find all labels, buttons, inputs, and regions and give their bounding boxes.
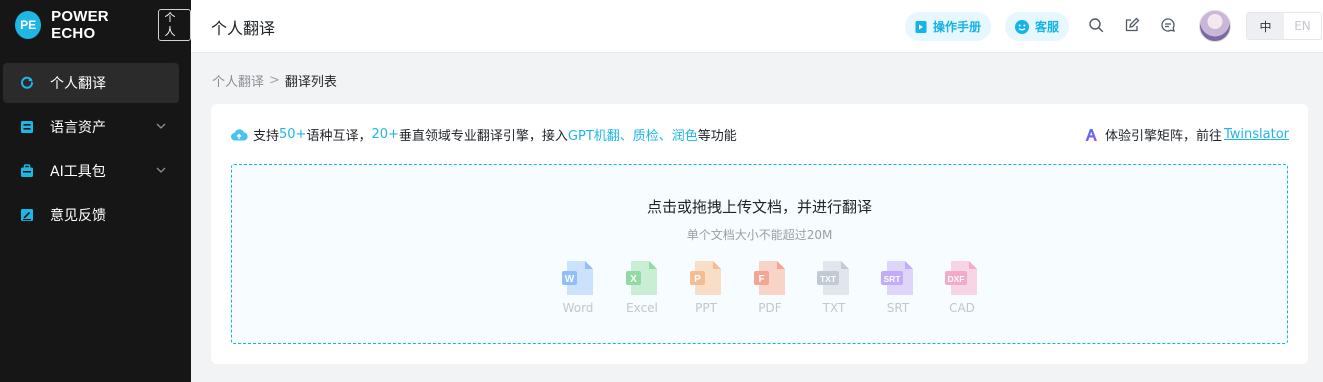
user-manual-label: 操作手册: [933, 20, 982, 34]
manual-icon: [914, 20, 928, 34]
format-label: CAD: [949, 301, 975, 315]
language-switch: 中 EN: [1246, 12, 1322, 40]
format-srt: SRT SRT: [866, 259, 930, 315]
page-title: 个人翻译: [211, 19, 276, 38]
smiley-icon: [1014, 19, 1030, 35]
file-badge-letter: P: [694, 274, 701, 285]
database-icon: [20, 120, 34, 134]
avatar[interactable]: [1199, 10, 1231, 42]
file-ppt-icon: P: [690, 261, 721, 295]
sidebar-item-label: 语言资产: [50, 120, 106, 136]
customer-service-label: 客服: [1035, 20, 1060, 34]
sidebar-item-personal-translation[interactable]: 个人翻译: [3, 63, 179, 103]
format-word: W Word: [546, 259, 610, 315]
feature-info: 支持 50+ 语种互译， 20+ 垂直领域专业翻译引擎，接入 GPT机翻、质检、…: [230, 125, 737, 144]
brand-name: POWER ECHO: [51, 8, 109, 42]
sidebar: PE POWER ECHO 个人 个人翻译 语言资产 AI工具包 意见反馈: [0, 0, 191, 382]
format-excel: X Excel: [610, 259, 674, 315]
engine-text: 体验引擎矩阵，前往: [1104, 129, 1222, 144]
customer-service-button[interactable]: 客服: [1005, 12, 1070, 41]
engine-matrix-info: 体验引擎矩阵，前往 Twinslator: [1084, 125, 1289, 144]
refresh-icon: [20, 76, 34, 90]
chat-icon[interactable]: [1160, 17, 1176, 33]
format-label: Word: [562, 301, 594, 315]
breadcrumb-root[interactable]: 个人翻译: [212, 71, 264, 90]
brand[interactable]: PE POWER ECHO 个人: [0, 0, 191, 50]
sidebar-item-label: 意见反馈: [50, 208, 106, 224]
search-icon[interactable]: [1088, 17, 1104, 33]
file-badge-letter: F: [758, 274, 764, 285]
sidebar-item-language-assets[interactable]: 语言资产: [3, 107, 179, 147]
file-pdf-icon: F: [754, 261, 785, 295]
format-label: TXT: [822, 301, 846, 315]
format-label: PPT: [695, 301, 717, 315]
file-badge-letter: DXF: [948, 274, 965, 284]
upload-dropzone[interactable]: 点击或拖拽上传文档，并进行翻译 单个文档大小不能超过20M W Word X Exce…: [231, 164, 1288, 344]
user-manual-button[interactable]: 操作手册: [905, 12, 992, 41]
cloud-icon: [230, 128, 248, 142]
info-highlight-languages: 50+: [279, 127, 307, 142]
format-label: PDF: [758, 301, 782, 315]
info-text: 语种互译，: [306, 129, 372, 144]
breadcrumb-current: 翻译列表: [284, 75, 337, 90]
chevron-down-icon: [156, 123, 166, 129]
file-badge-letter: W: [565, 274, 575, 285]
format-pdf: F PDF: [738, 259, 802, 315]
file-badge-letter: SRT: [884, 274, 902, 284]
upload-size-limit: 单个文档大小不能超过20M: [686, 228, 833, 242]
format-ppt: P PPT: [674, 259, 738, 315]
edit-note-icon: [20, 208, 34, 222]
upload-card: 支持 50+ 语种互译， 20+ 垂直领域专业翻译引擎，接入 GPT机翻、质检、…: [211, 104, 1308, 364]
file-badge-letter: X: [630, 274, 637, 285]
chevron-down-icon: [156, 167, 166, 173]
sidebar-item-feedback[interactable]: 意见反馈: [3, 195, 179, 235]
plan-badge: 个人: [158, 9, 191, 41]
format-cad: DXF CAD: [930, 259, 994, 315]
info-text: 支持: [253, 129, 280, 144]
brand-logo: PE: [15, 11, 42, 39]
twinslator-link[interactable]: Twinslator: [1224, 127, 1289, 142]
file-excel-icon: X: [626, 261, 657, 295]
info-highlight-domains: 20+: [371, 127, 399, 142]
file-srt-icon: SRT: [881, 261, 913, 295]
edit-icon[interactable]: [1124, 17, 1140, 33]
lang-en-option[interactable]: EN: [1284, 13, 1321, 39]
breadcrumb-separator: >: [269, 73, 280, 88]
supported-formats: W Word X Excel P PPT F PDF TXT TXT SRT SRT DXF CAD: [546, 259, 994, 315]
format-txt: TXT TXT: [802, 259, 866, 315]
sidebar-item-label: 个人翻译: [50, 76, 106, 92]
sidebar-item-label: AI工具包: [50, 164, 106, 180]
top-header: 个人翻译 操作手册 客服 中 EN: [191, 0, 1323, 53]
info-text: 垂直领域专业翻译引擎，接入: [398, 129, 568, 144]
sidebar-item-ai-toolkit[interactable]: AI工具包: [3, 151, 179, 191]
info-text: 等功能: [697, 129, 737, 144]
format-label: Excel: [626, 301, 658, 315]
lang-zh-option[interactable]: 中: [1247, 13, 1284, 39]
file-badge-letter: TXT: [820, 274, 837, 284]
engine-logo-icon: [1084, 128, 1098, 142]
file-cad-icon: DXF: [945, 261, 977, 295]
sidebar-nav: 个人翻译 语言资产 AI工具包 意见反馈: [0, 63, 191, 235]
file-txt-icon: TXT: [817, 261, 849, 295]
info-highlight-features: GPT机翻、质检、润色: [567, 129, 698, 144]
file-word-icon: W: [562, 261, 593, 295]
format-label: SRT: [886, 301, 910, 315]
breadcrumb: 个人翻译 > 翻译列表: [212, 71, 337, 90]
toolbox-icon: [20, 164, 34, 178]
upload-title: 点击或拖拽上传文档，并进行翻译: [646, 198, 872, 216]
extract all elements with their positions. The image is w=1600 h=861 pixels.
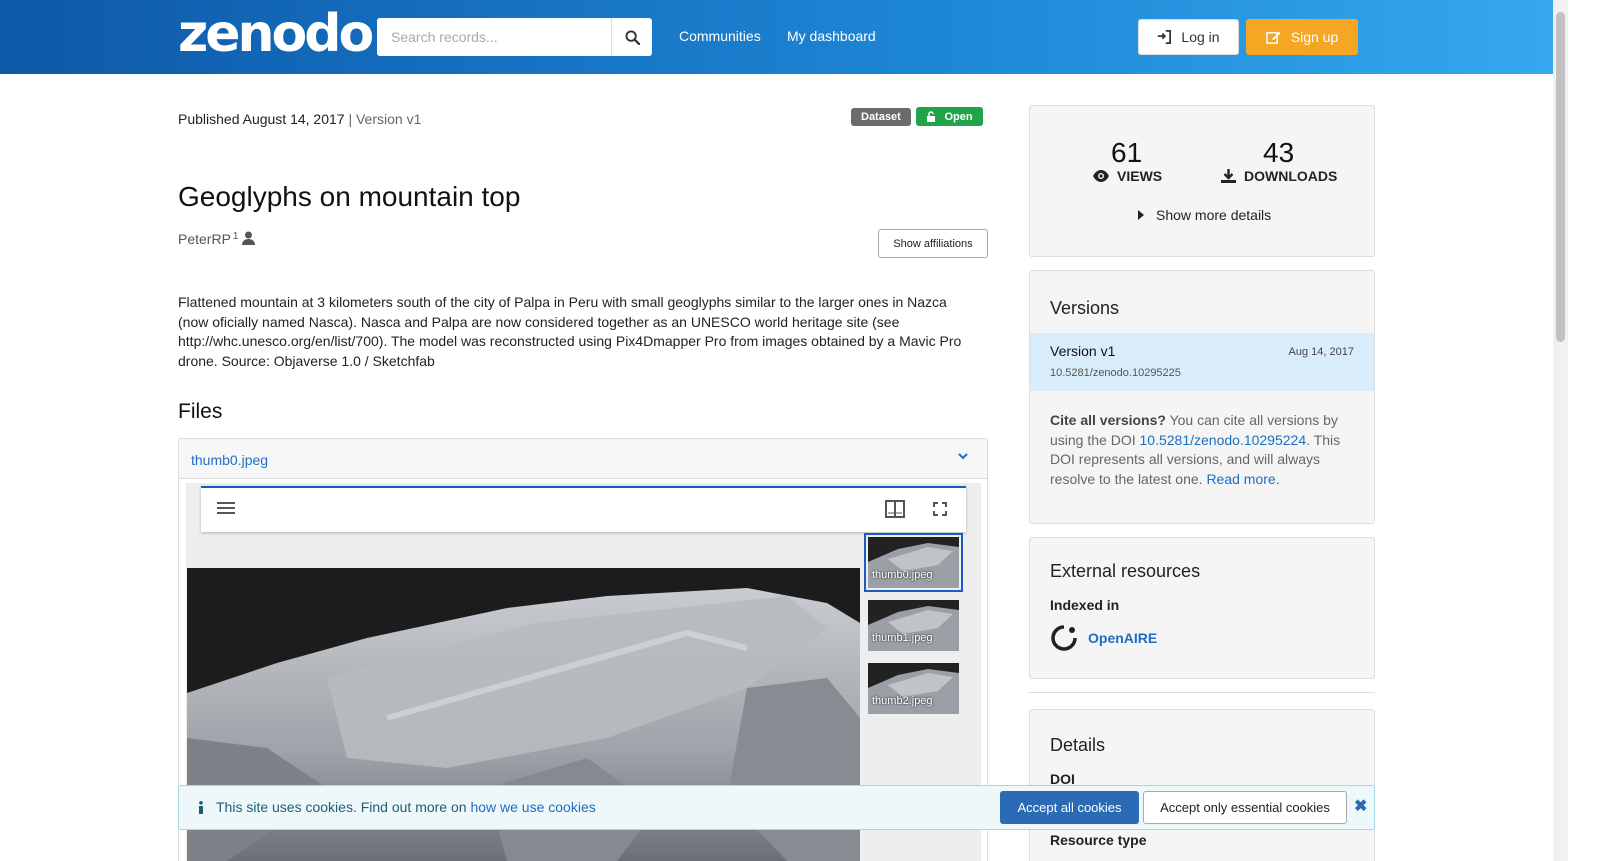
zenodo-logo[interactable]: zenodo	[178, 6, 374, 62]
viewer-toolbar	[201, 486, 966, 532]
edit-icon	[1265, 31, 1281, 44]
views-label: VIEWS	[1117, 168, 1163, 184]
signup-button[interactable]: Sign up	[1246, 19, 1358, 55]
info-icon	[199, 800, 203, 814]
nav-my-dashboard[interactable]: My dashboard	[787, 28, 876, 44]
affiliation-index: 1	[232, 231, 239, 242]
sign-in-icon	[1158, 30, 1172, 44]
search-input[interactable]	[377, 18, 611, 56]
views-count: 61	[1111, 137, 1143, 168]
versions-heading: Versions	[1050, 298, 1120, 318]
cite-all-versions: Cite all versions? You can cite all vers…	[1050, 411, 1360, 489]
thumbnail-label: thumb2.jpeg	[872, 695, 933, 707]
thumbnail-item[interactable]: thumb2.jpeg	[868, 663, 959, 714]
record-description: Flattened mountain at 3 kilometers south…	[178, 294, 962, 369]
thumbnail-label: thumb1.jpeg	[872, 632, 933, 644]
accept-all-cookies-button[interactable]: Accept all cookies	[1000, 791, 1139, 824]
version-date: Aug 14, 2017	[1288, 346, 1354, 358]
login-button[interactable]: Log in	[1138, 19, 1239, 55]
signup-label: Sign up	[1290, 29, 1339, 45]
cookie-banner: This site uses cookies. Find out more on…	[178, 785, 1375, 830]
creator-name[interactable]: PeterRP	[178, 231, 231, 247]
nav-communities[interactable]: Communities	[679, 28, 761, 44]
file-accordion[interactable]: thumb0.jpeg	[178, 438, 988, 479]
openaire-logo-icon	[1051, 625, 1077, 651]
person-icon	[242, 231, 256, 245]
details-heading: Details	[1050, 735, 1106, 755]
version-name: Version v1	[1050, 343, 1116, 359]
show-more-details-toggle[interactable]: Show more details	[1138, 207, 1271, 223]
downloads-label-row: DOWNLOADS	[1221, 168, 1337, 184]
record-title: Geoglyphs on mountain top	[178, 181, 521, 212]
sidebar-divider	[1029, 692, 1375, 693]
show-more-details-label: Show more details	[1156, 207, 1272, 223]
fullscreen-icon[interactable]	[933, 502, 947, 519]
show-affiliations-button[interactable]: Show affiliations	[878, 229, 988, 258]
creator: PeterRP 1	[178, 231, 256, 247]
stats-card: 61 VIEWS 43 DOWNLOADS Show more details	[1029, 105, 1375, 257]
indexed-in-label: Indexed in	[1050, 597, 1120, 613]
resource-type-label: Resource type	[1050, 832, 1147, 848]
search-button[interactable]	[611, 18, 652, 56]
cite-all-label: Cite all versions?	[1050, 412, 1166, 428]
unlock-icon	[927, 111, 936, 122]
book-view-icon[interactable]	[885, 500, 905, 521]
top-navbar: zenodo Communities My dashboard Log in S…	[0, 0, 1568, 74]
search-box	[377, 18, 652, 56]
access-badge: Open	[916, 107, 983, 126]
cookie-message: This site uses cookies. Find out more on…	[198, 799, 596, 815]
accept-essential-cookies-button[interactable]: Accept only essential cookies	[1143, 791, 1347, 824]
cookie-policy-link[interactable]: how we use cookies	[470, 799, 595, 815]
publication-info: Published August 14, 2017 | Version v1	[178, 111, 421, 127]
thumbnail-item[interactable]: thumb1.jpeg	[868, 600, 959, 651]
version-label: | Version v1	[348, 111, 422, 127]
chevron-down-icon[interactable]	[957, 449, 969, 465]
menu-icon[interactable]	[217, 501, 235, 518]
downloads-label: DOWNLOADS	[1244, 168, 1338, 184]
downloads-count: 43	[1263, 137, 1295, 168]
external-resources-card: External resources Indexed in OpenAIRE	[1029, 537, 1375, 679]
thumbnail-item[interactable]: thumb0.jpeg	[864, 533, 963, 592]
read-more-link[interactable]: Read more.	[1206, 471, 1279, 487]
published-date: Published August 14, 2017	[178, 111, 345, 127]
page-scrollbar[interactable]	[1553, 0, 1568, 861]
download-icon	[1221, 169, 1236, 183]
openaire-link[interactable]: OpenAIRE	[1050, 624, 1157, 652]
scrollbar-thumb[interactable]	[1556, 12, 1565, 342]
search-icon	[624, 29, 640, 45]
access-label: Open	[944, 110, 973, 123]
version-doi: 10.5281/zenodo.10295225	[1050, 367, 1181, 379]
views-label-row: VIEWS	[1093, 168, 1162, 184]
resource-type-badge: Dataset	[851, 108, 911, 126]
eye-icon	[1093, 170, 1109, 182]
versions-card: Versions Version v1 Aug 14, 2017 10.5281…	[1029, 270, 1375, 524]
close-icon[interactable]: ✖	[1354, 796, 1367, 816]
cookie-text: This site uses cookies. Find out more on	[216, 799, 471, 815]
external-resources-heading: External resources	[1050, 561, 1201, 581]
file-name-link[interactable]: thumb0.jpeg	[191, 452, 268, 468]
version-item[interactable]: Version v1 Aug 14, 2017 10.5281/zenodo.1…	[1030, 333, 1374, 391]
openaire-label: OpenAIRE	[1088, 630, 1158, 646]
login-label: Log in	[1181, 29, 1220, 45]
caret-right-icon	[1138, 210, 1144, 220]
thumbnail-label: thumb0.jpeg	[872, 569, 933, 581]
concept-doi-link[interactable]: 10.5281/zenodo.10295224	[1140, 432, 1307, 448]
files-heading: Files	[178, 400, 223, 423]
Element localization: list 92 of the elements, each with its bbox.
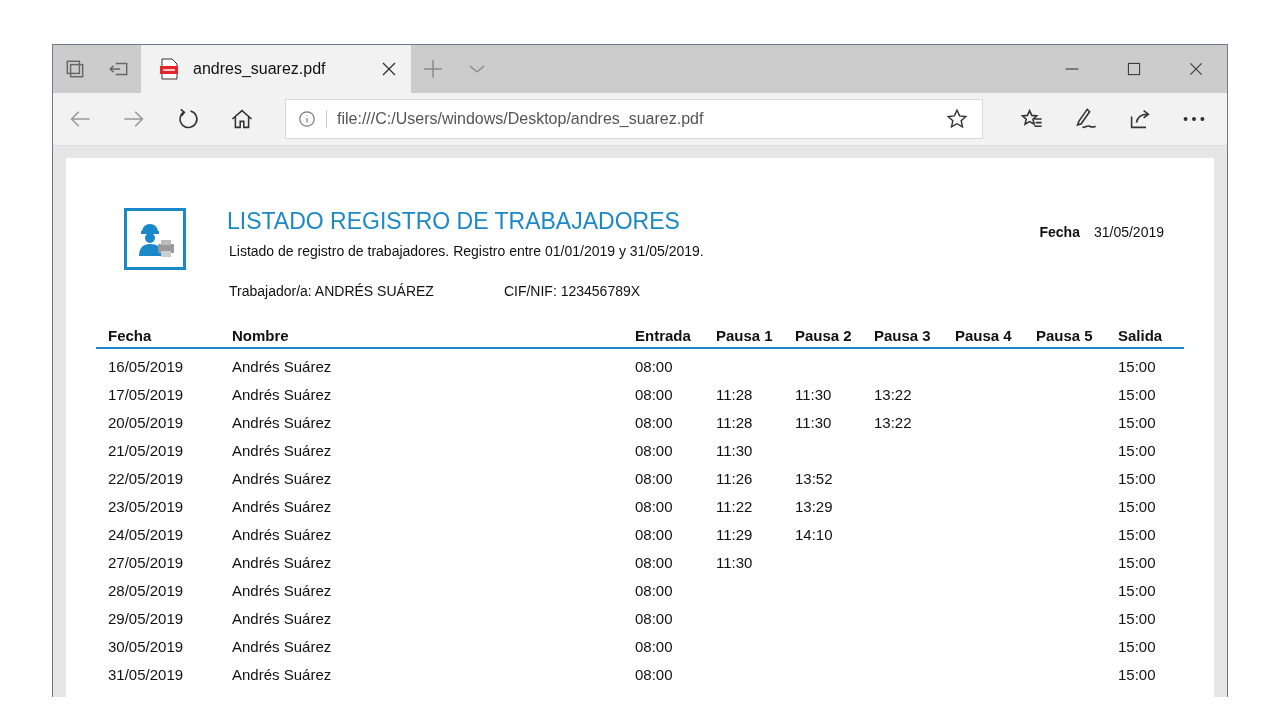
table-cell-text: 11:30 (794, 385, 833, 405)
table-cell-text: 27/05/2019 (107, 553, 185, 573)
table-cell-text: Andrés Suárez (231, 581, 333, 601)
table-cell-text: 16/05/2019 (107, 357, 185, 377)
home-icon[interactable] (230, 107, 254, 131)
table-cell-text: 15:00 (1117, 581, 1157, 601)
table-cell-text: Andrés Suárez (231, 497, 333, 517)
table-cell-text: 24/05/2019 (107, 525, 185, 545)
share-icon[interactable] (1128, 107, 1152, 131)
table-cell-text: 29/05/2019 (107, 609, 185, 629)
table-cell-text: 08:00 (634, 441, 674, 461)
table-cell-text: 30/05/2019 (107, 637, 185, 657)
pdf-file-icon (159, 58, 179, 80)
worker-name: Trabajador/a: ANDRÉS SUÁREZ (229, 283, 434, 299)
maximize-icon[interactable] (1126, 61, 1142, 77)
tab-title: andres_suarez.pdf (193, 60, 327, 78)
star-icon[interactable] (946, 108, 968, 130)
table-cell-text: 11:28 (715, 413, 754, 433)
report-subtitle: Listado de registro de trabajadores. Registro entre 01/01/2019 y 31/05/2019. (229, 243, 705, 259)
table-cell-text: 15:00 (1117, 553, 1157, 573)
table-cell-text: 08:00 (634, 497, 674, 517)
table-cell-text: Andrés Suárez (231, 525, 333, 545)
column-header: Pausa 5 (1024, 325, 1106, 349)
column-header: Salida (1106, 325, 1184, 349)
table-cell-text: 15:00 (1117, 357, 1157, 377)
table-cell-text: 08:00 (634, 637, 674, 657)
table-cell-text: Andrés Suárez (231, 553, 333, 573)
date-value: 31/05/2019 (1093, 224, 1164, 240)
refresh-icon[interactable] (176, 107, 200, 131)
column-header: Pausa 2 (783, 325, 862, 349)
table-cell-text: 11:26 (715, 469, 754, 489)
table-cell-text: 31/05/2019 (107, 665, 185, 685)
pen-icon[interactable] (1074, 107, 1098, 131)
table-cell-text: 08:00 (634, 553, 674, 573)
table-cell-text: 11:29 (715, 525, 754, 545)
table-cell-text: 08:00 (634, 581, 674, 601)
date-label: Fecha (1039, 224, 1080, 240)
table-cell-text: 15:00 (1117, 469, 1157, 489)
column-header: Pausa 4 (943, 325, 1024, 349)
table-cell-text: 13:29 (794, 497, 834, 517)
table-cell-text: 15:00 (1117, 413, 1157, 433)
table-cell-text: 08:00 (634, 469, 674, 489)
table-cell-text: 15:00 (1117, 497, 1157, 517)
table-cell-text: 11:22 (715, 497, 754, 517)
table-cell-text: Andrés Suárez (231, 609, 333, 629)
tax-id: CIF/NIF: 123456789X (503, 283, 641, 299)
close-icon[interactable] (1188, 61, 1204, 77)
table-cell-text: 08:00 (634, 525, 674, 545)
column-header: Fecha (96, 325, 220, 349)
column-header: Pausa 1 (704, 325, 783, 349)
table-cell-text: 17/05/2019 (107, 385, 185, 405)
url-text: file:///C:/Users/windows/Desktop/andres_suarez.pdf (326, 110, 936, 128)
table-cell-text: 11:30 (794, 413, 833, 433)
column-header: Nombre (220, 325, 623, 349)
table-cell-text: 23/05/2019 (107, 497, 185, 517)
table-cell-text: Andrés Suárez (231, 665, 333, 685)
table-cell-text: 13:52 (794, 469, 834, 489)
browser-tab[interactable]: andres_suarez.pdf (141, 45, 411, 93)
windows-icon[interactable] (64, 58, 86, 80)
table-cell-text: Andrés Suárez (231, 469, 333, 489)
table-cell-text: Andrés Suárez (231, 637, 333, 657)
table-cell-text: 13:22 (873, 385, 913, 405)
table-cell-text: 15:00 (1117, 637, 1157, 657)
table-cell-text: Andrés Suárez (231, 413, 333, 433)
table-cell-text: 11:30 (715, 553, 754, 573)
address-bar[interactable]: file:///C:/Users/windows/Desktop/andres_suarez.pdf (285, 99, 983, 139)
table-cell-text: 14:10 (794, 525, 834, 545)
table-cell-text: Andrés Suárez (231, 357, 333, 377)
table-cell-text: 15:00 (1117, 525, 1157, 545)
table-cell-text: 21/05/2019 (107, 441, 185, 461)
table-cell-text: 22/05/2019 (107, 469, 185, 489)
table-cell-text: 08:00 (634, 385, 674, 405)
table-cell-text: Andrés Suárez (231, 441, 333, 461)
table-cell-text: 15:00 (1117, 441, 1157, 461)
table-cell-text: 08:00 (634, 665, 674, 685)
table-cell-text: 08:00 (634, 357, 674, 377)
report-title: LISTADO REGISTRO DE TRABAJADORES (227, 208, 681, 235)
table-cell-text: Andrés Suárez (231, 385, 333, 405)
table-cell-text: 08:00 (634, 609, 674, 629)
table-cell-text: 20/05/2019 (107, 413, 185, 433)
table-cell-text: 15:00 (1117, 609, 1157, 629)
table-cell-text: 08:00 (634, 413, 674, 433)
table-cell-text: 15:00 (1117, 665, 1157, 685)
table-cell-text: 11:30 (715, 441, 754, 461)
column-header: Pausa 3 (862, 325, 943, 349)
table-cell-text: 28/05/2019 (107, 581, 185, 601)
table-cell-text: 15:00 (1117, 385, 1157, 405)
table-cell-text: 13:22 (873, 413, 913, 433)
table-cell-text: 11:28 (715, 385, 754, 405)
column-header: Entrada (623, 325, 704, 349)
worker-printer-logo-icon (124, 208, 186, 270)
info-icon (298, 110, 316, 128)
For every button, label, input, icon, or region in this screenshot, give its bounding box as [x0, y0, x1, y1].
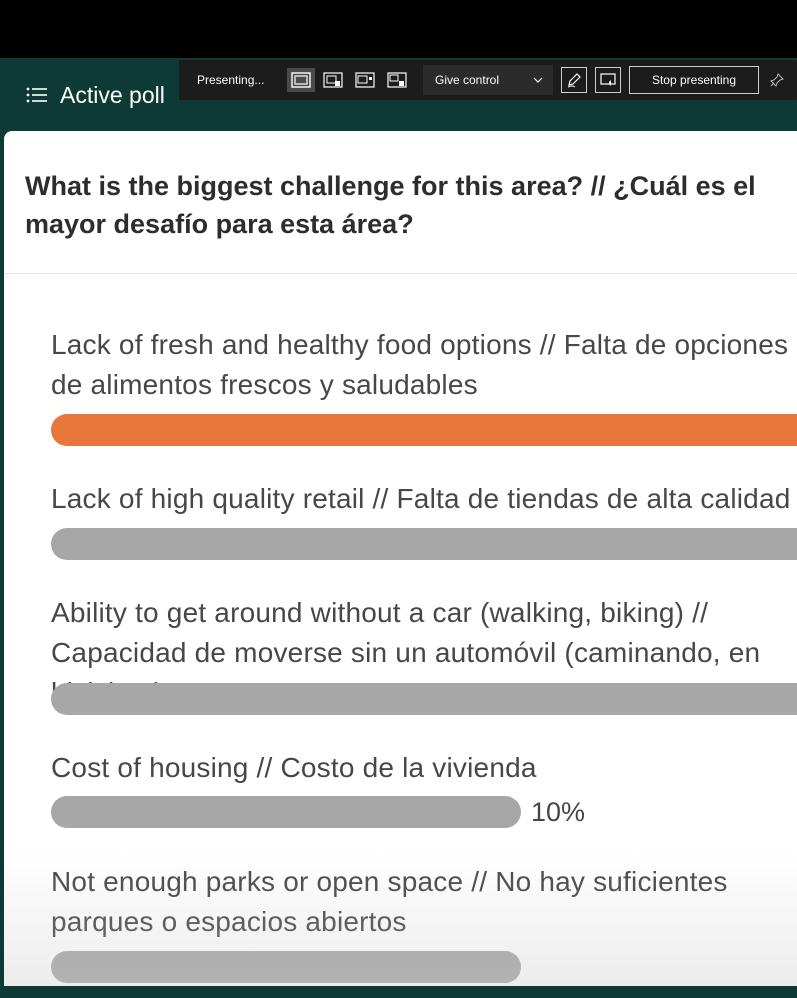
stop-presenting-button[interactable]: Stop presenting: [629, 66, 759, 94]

--

* [WHAT YOU SHOULD DO]
Set down everything in the listing above, from the line containing "table-cell-text: 11:30 (794, 385, 833, 405)" down to the line containing "pdf-file-icon (159, 58, 179, 80)", including both of those lines, reproducing each one without any change.

* [RESPONSE TO THIS TASK]
table-cell-text: 11:30 (794, 385, 833, 405)
table-cell-text: 27/05/2019 (107, 553, 185, 573)
table-cell-text: Andrés Suárez (231, 581, 333, 601)
table-cell-text: 16/05/2019 (107, 357, 185, 377)
home-icon[interactable] (230, 107, 254, 131)
table-cell-text: 15:00 (1117, 581, 1157, 601)
table-cell-text: Andrés Suárez (231, 497, 333, 517)
table-cell-text: 24/05/2019 (107, 525, 185, 545)
share-icon[interactable] (1128, 107, 1152, 131)
table-cell-text: 29/05/2019 (107, 609, 185, 629)
table-cell-text: 08:00 (634, 441, 674, 461)
table-cell-text: 30/05/2019 (107, 637, 185, 657)
pdf-file-icon (159, 58, 179, 80)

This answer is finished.